_Challenge_
Pick out each line with the word "provisionales" from the material that follows.

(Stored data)

####################

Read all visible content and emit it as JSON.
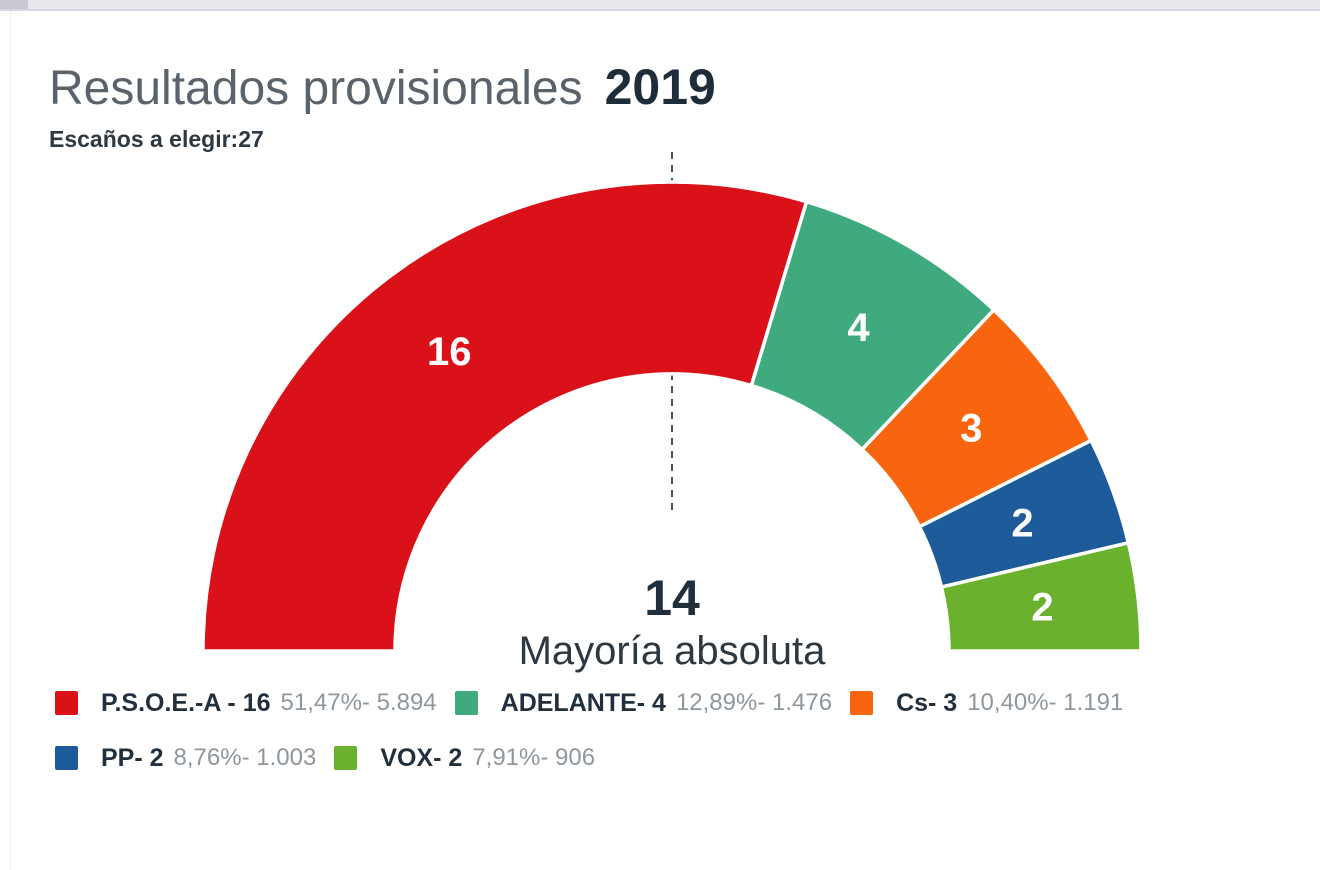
{
  "header": {
    "title": "Resultados provisionales",
    "year": "2019",
    "subtitle": "Escaños a elegir:27"
  },
  "chart_data": {
    "type": "pie",
    "variant": "half-donut",
    "title": "Resultados provisionales 2019",
    "subtitle": "Escaños a elegir:27",
    "total_seats": 27,
    "majority": {
      "display": "14",
      "label": "Mayoría absoluta",
      "threshold_seats": 13.5
    },
    "layout": {
      "start_angle_deg": -90,
      "end_angle_deg": 90,
      "inner_radius_ratio": 0.59,
      "legend_position": "bottom",
      "segment_border_color": "#ffffff"
    },
    "series": [
      {
        "name": "P.S.O.E.-A",
        "seats": 16,
        "percent": 51.47,
        "votes": 5894,
        "color": "#db111a",
        "label": "P.S.O.E.-A - 16",
        "detail": "51,47%- 5.894"
      },
      {
        "name": "ADELANTE",
        "seats": 4,
        "percent": 12.89,
        "votes": 1476,
        "color": "#3faa7d",
        "label": "ADELANTE- 4",
        "detail": "12,89%- 1.476"
      },
      {
        "name": "Cs",
        "seats": 3,
        "percent": 10.4,
        "votes": 1191,
        "color": "#f9650f",
        "label": "Cs- 3",
        "detail": "10,40%- 1.191"
      },
      {
        "name": "PP",
        "seats": 2,
        "percent": 8.76,
        "votes": 1003,
        "color": "#1d5b9b",
        "label": "PP- 2",
        "detail": "8,76%- 1.003"
      },
      {
        "name": "VOX",
        "seats": 2,
        "percent": 7.91,
        "votes": 906,
        "color": "#6ab22d",
        "label": "VOX- 2",
        "detail": "7,91%- 906"
      }
    ]
  }
}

####################

_Completed task_
    "title": "Resultados provisionales",
    "title": "Resultados provisionales 2019",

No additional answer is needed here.